TASK GOAL: Your copy of the material must match it exactly, except that pictures are dropped.

ENTRIES:
════════════════

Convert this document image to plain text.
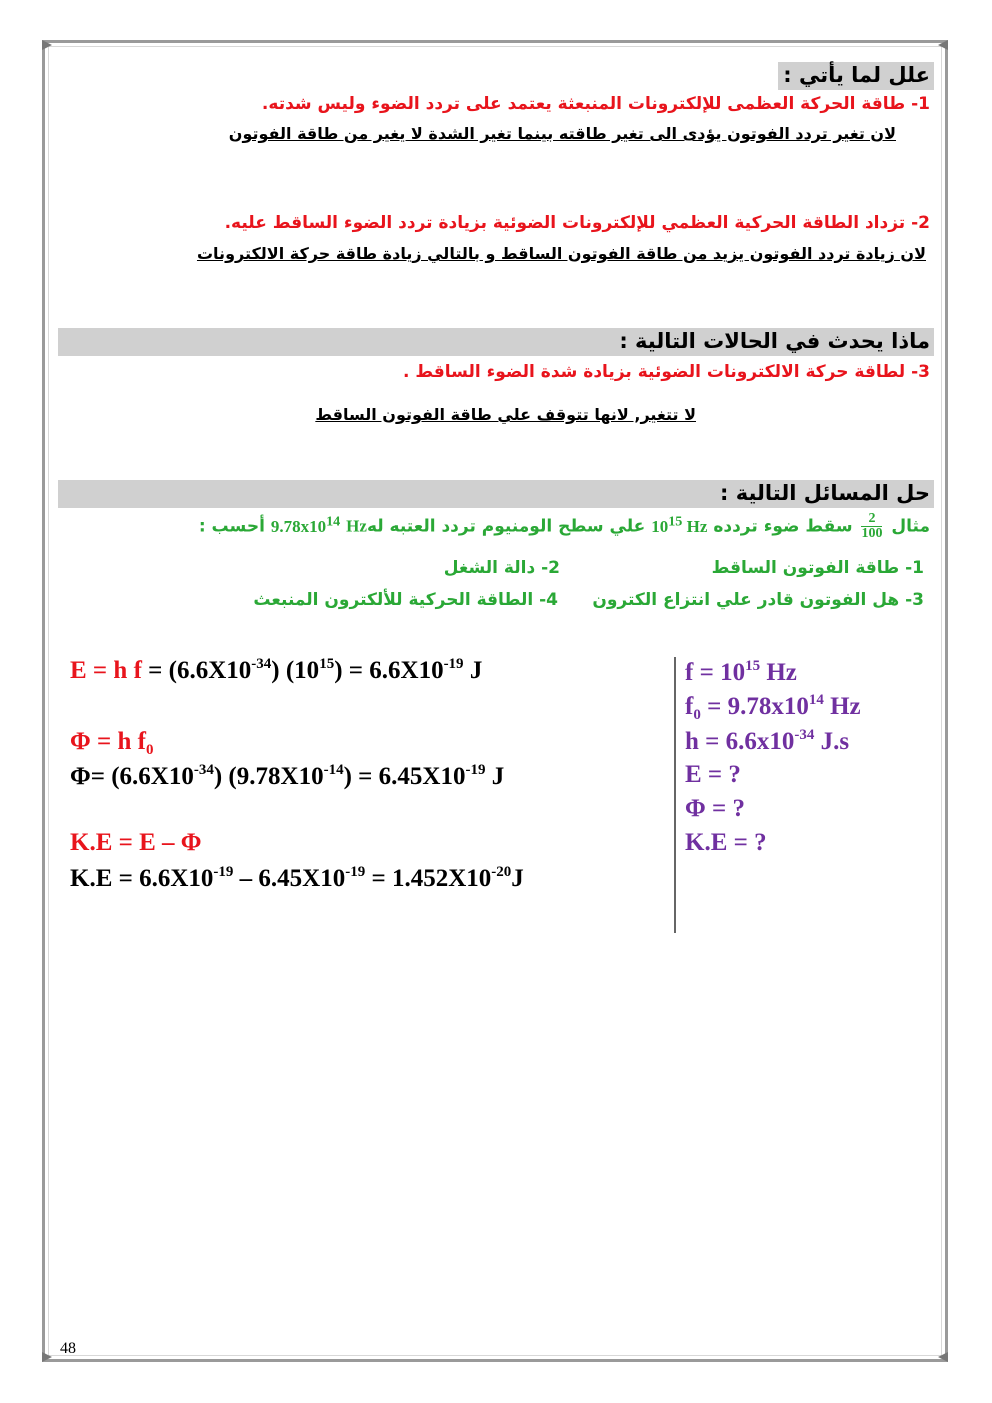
علل لما يأتي :
1- طاقة الحركة العظمى للإلكترونات المنبعثة يعتمد على تردد الضوء وليس شدته.
لان تغير تردد الفوتون يؤدى الى تغير طاقته بينما تغير الشدة لا يغير من طاقة الفوتون
2- تزداد الطاقة الحركية العظمي للإلكترونات الضوئية بزيادة تردد الضوء الساقط عليه.
لان زيادة تردد الفوتون يزيد من طاقة الفوتون الساقط و بالتالي زيادة طاقة حركة الالكترونات
ماذا يحدث في الحالات التالية :
3- لطاقة حركة الالكترونات الضوئية بزيادة شدة الضوء الساقط .
لا تتغير, لانها تتوقف علي طاقة الفوتون الساقط
حل المسائل التالية :
مثال
$\frac{2}{100}$
سقط ضوء تردده $10^{15}$ Hz علي سطح الومنيوم تردد العتبه لهHz $9.78x10^{14}$ أحسب :
1- طاقة الفوتون الساقط
2- دالة الشغل
3- هل الفوتون قادر علي انتزاع الكترون
4- الطاقة الحركية للألكترون المنبعث
E = h $f = (6.6X10^{-34}) (10^{15}) = 6.6X10^{-19}$ J
Φ = h $f_0$
$\Phi= (6.6X10^{-34}) (9.78X10^{-14}) = 6.45X10^{-19}$ J
K.E = E – Φ
$K.E = 6.6X10^{-19} - 6.45X10^{-19} = 1.452X10^{-20}J$
$f = 10^{15}$ Hz
$f_0 = 9.78x10^{14}$ Hz
$h = 6.6x10^{-34}$ J.s
E = ?
Φ = ?
K.E = ?
48
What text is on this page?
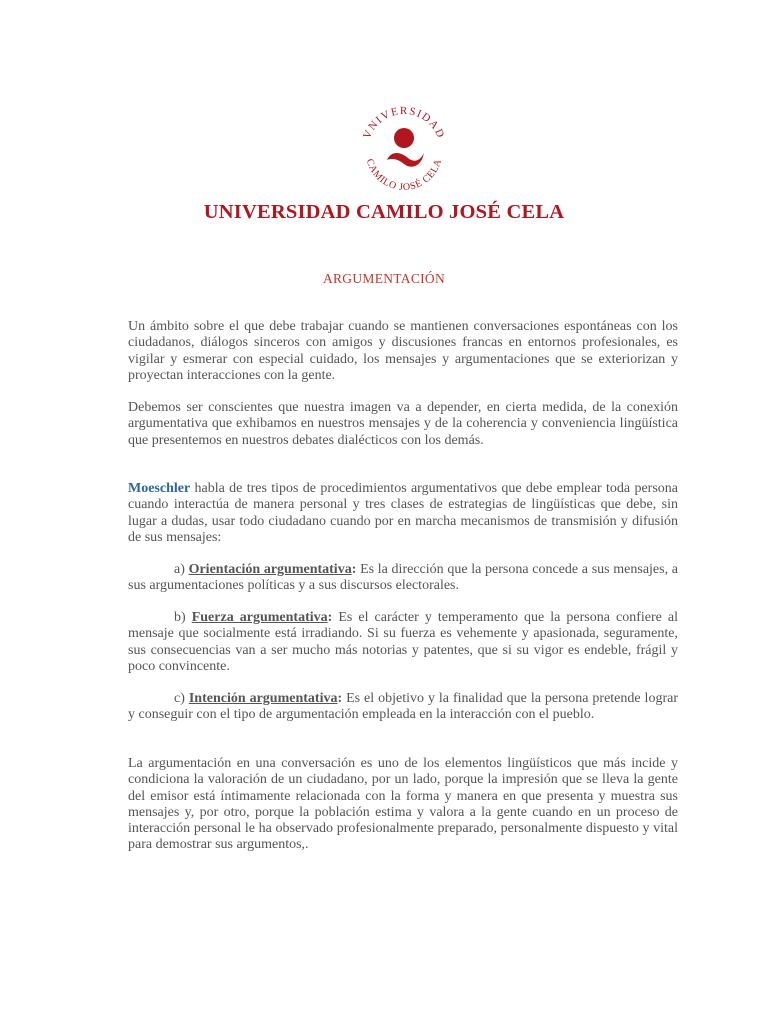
VNIVERSIDAD
CAMILO JOSÉ CELA
UNIVERSIDAD CAMILO JOSÉ CELA
ARGUMENTACIÓN

Un ámbito sobre el que debe trabajar cuando se mantienen conversaciones espontáneas con los ciudadanos, diálogos sinceros con amigos y discusiones francas en entornos profesionales, es vigilar y esmerar con especial cuidado, los mensajes y argumentaciones que se exteriorizan y proyectan interacciones con la gente.

Debemos ser conscientes que nuestra imagen va a depender, en cierta medida, de la conexión argumentativa que exhibamos en nuestros mensajes y de la coherencia y conveniencia lingüística que presentemos en nuestros debates dialécticos con los demás.

Moeschler habla de tres tipos de procedimientos argumentativos que debe emplear toda persona cuando interactúa de manera personal y tres clases de estrategias de lingüísticas que debe, sin lugar a dudas, usar todo ciudadano cuando por en marcha mecanismos de transmisión y difusión de sus mensajes:

a) Orientación argumentativa: Es la dirección que la persona concede a sus mensajes, a sus argumentaciones políticas y a sus discursos electorales.

b) Fuerza argumentativa: Es el carácter y temperamento que la persona confiere al mensaje que socialmente está irradiando. Si su fuerza es vehemente y apasionada, seguramente, sus consecuencias van a ser mucho más notorias y patentes, que si su vigor es endeble, frágil y poco convincente.

c) Intención argumentativa: Es el objetivo y la finalidad que la persona pretende lograr y conseguir con el tipo de argumentación empleada en la interacción con el pueblo.

La argumentación en una conversación es uno de los elementos lingüísticos que más incide y condiciona la valoración de un ciudadano, por un lado, porque la impresión que se lleva la gente del emisor está íntimamente relacionada con la forma y manera en que presenta y muestra sus mensajes y, por otro, porque la población estima y valora a la gente cuando en un proceso de interacción personal le ha observado profesionalmente preparado, personalmente dispuesto y vital para demostrar sus argumentos,.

════════════════

COMPLETE RESPONSE:
Convert this document image to plain text.
علل لما يأتي :
1- طاقة الحركة العظمى للإلكترونات المنبعثة يعتمد على تردد الضوء وليس شدته.
لان تغير تردد الفوتون يؤدى الى تغير طاقته بينما تغير الشدة لا يغير من طاقة الفوتون
2- تزداد الطاقة الحركية العظمي للإلكترونات الضوئية بزيادة تردد الضوء الساقط عليه.
لان زيادة تردد الفوتون يزيد من طاقة الفوتون الساقط و بالتالي زيادة طاقة حركة الالكترونات
ماذا يحدث في الحالات التالية :
3- لطاقة حركة الالكترونات الضوئية بزيادة شدة الضوء الساقط .
لا تتغير, لانها تتوقف علي طاقة الفوتون الساقط
حل المسائل التالية :
مثال
$\frac{2}{100}$
سقط ضوء تردده $10^{15}$ Hz علي سطح الومنيوم تردد العتبه لهHz $9.78x10^{14}$ أحسب :
1- طاقة الفوتون الساقط
2- دالة الشغل
3- هل الفوتون قادر علي انتزاع الكترون
4- الطاقة الحركية للألكترون المنبعث
E = h $f = (6.6X10^{-34}) (10^{15}) = 6.6X10^{-19}$ J
Φ = h $f_0$
$\Phi= (6.6X10^{-34}) (9.78X10^{-14}) = 6.45X10^{-19}$ J
K.E = E – Φ
$K.E = 6.6X10^{-19} - 6.45X10^{-19} = 1.452X10^{-20}J$
$f = 10^{15}$ Hz
$f_0 = 9.78x10^{14}$ Hz
$h = 6.6x10^{-34}$ J.s
E = ?
Φ = ?
K.E = ?
48
What text is on this page?
VNIVERSIDAD
CAMILO JOSÉ CELA
UNIVERSIDAD CAMILO JOSÉ CELA
ARGUMENTACIÓN

Un ámbito sobre el que debe trabajar cuando se mantienen conversaciones espontáneas con los ciudadanos, diálogos sinceros con amigos y discusiones francas en entornos profesionales, es vigilar y esmerar con especial cuidado, los mensajes y argumentaciones que se exteriorizan y proyectan interacciones con la gente.

Debemos ser conscientes que nuestra imagen va a depender, en cierta medida, de la conexión argumentativa que exhibamos en nuestros mensajes y de la coherencia y conveniencia lingüística que presentemos en nuestros debates dialécticos con los demás.

Moeschler habla de tres tipos de procedimientos argumentativos que debe emplear toda persona cuando interactúa de manera personal y tres clases de estrategias de lingüísticas que debe, sin lugar a dudas, usar todo ciudadano cuando por en marcha mecanismos de transmisión y difusión de sus mensajes:

a) Orientación argumentativa: Es la dirección que la persona concede a sus mensajes, a sus argumentaciones políticas y a sus discursos electorales.

b) Fuerza argumentativa: Es el carácter y temperamento que la persona confiere al mensaje que socialmente está irradiando. Si su fuerza es vehemente y apasionada, seguramente, sus consecuencias van a ser mucho más notorias y patentes, que si su vigor es endeble, frágil y poco convincente.

c) Intención argumentativa: Es el objetivo y la finalidad que la persona pretende lograr y conseguir con el tipo de argumentación empleada en la interacción con el pueblo.

La argumentación en una conversación es uno de los elementos lingüísticos que más incide y condiciona la valoración de un ciudadano, por un lado, porque la impresión que se lleva la gente del emisor está íntimamente relacionada con la forma y manera en que presenta y muestra sus mensajes y, por otro, porque la población estima y valora a la gente cuando en un proceso de interacción personal le ha observado profesionalmente preparado, personalmente dispuesto y vital para demostrar sus argumentos,.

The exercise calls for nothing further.